Transcribe every entry below word for word, but skip the pictures.

Entries with figure data
• • • •

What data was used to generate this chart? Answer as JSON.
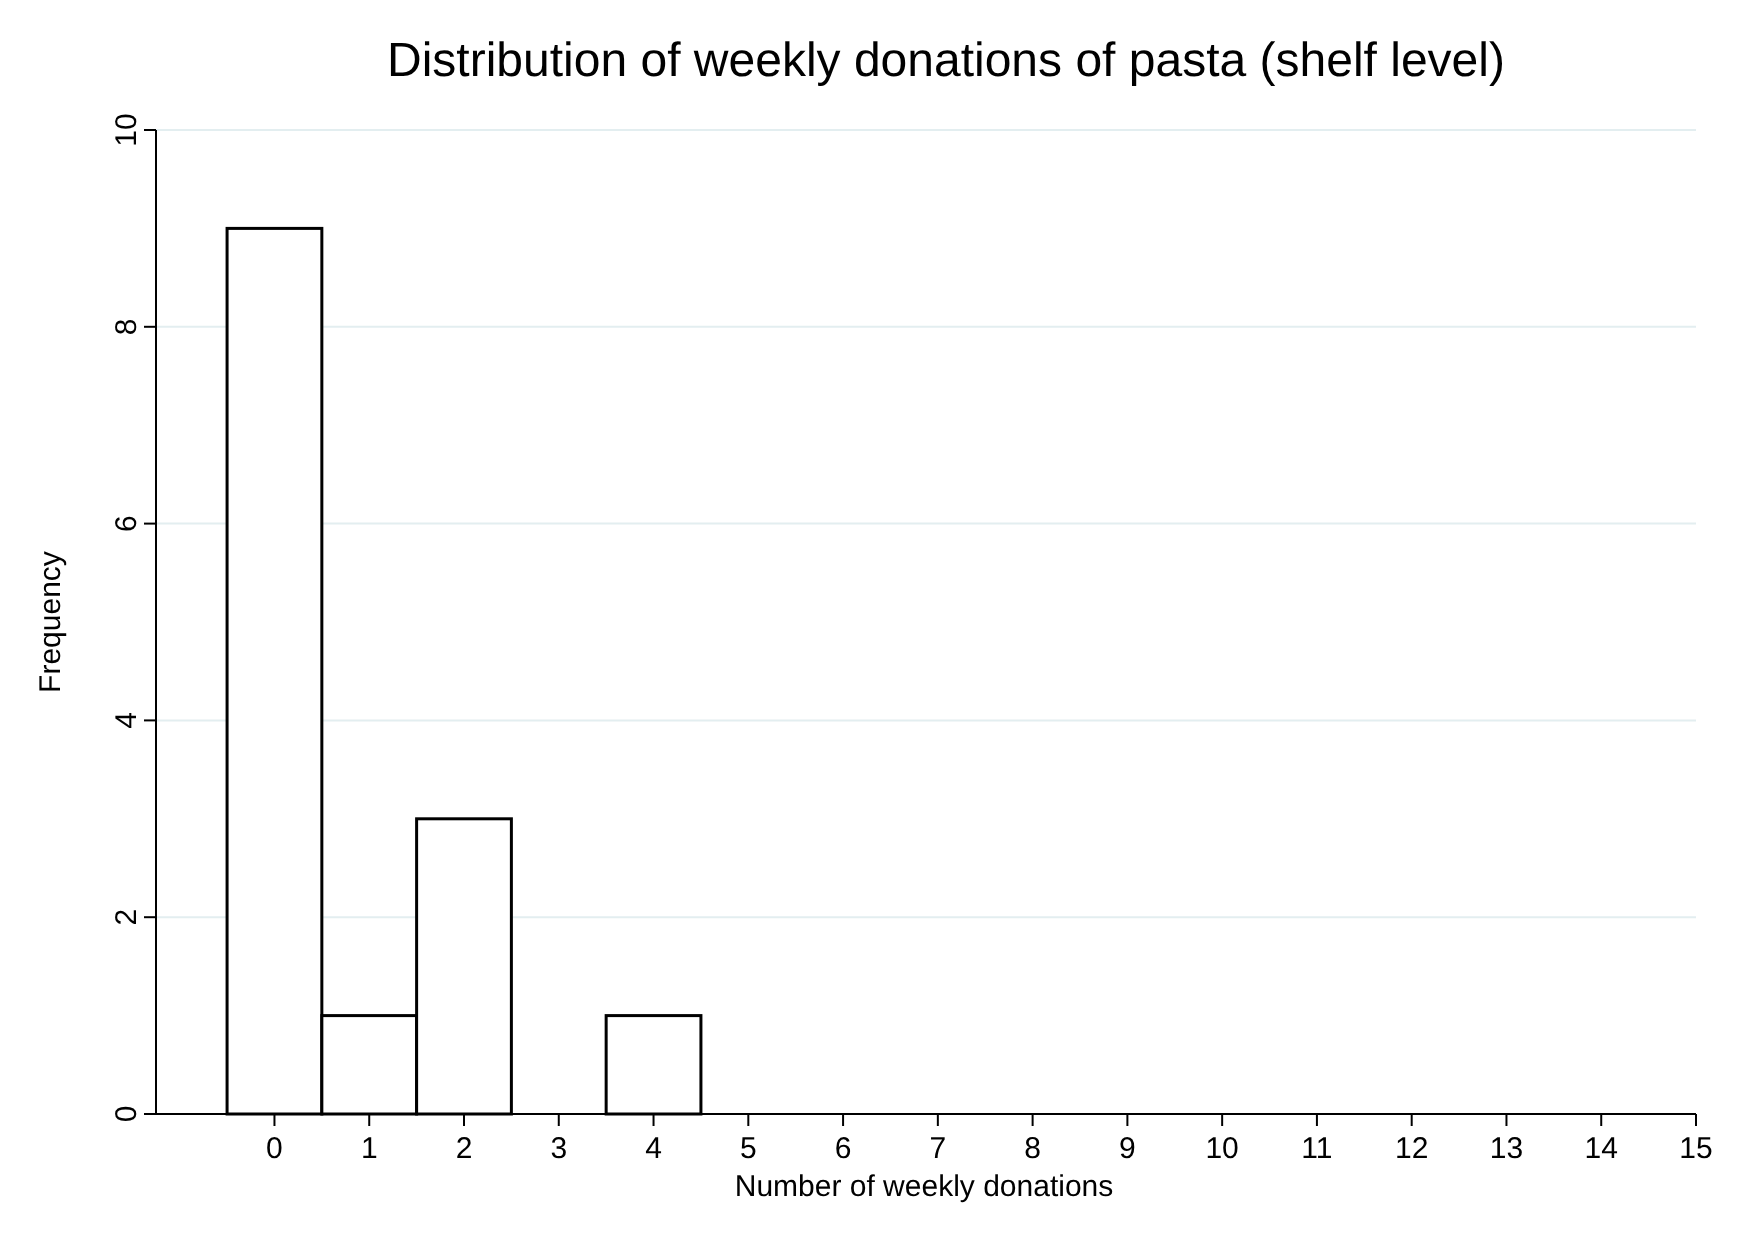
{
  "chart_data": {
    "type": "histogram",
    "title": "Distribution of weekly donations of pasta (shelf level)",
    "xlabel": "Number of weekly donations",
    "ylabel": "Frequency",
    "bins": [
      -0.5,
      0.5,
      1.5,
      2.5,
      3.5,
      4.5
    ],
    "values": [
      9,
      1,
      3,
      0,
      1
    ],
    "color": "#ffffff",
    "xlim": [
      -1.25,
      15
    ],
    "xticks": [
      0,
      1,
      2,
      3,
      4,
      5,
      6,
      7,
      8,
      9,
      10,
      11,
      12,
      13,
      14,
      15
    ],
    "ylim": [
      0,
      10
    ],
    "yticks": [
      0,
      2,
      4,
      6,
      8,
      10
    ],
    "grid": "y"
  }
}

• • • •

**Solution**
What data was used to generate this chart? Answer as JSON.
{
  "chart_data": {
    "type": "histogram",
    "title": "Distribution of weekly donations of pasta (shelf level)",
    "xlabel": "Number of weekly donations",
    "ylabel": "Frequency",
    "bins": [
      -0.5,
      0.5,
      1.5,
      2.5,
      3.5,
      4.5
    ],
    "values": [
      9,
      1,
      3,
      0,
      1
    ],
    "color": "#ffffff",
    "xlim": [
      -1.25,
      15
    ],
    "xticks": [
      0,
      1,
      2,
      3,
      4,
      5,
      6,
      7,
      8,
      9,
      10,
      11,
      12,
      13,
      14,
      15
    ],
    "ylim": [
      0,
      10
    ],
    "yticks": [
      0,
      2,
      4,
      6,
      8,
      10
    ],
    "grid": "y"
  }
}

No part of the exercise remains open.